===== Records shown

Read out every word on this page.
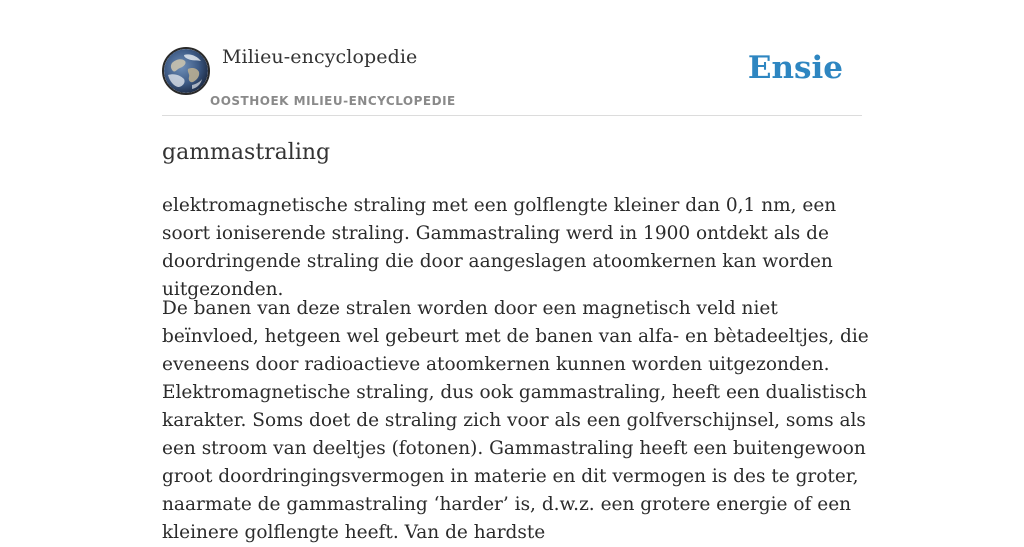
Milieu-encyclopedie
OOSTHOEK MILIEU-ENCYCLOPEDIE
Ensie
gammastraling

elektromagnetische straling met een golflengte kleiner dan 0,1 nm, een soort ioniserende straling. Gammastraling werd in 1900 ontdekt als de doordringende straling die door aangeslagen atoomkernen kan worden uitgezonden.

De banen van deze stralen worden door een magnetisch veld niet beïnvloed, hetgeen wel gebeurt met de banen van alfa- en bètadeeltjes, die eveneens door radioactieve atoomkernen kunnen worden uitgezonden. Elektromagnetische straling, dus ook gammastraling, heeft een dualistisch karakter. Soms doet de straling zich voor als een golfverschijnsel, soms als een stroom van deeltjes (fotonen). Gammastraling heeft een buitengewoon groot doordringingsvermogen in materie en dit vermogen is des te groter, naarmate de gammastraling ‘harder’ is, d.w.z. een grotere energie of een kleinere golflengte heeft. Van de hardste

==========

__Task to carry out__
Print the full listing exactly, dropping the pictures.

__Result below__
Read out every word on this page.
Milieu-encyclopedie
OOSTHOEK MILIEU-ENCYCLOPEDIE
Ensie
gammastraling

elektromagnetische straling met een golflengte kleiner dan 0,1 nm, een soort ioniserende straling. Gammastraling werd in 1900 ontdekt als de doordringende straling die door aangeslagen atoomkernen kan worden uitgezonden.

De banen van deze stralen worden door een magnetisch veld niet beïnvloed, hetgeen wel gebeurt met de banen van alfa- en bètadeeltjes, die eveneens door radioactieve atoomkernen kunnen worden uitgezonden. Elektromagnetische straling, dus ook gammastraling, heeft een dualistisch karakter. Soms doet de straling zich voor als een golfverschijnsel, soms als een stroom van deeltjes (fotonen). Gammastraling heeft een buitengewoon groot doordringingsvermogen in materie en dit vermogen is des te groter, naarmate de gammastraling ‘harder’ is, d.w.z. een grotere energie of een kleinere golflengte heeft. Van de hardste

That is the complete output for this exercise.